__DESCRIPTION OF THE TASK__
Search the data below for "versnellingsbak"; list each line that holds it.

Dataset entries
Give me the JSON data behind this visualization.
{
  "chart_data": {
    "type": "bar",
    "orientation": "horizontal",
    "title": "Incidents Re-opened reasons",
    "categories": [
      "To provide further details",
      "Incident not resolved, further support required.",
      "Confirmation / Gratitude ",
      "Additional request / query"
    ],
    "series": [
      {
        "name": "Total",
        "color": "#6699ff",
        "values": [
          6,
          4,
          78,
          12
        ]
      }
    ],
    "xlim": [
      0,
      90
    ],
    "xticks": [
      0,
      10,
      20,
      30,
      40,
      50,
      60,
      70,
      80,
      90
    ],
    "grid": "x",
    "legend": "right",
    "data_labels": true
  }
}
--
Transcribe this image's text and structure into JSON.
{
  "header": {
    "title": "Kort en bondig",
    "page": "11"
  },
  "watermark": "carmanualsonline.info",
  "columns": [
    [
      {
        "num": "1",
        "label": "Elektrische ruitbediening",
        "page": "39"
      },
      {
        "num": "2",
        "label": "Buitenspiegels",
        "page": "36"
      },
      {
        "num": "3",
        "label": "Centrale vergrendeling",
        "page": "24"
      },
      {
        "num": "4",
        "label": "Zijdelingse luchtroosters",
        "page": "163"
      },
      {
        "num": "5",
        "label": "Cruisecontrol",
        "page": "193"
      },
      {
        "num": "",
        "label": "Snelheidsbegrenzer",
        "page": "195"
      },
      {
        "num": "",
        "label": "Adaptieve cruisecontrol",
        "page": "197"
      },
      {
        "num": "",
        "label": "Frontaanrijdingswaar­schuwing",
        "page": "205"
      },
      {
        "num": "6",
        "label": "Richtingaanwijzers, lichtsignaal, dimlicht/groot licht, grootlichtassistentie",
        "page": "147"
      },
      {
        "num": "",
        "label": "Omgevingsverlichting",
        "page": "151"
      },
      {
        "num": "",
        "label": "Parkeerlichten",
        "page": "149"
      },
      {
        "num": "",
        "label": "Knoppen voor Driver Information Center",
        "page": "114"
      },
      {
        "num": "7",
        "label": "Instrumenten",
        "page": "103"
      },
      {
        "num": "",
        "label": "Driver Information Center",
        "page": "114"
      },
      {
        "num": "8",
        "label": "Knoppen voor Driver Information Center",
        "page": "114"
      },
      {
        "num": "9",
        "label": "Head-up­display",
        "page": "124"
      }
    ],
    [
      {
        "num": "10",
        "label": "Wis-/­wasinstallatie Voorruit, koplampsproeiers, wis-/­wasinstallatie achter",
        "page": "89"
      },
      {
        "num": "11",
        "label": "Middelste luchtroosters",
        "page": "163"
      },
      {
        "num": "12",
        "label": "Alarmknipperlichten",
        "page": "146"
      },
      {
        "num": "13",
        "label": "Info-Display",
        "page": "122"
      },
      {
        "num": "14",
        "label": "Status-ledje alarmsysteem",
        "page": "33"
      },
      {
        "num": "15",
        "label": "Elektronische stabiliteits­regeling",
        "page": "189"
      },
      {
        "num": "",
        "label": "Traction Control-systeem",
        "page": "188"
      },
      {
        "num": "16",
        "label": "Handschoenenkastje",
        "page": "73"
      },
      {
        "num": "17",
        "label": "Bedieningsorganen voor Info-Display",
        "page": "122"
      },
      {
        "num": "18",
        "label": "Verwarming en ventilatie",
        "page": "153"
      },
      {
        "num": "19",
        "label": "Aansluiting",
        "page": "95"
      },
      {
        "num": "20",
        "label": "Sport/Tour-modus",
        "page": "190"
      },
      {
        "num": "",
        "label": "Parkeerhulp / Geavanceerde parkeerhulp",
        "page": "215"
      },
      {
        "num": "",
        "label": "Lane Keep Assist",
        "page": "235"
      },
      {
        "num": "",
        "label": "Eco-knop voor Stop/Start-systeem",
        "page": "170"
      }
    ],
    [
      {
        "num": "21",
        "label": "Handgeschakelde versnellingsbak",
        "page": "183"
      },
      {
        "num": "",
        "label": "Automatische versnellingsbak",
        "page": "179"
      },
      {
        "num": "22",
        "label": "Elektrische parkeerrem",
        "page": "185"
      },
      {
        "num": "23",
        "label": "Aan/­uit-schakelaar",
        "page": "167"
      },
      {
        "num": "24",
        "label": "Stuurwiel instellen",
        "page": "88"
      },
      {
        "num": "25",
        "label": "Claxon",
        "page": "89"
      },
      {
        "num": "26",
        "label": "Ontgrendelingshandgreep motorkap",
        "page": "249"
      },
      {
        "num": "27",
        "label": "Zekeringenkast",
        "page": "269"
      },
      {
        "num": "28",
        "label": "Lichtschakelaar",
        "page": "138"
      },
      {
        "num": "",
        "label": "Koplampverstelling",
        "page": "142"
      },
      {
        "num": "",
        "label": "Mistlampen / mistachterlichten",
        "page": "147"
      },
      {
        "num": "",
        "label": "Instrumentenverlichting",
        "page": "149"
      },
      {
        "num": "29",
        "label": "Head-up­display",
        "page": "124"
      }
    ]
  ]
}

__COMPLETED TASK__
        "label": "Handgeschakelde versnellingsbak",
        "label": "Automatische versnellingsbak",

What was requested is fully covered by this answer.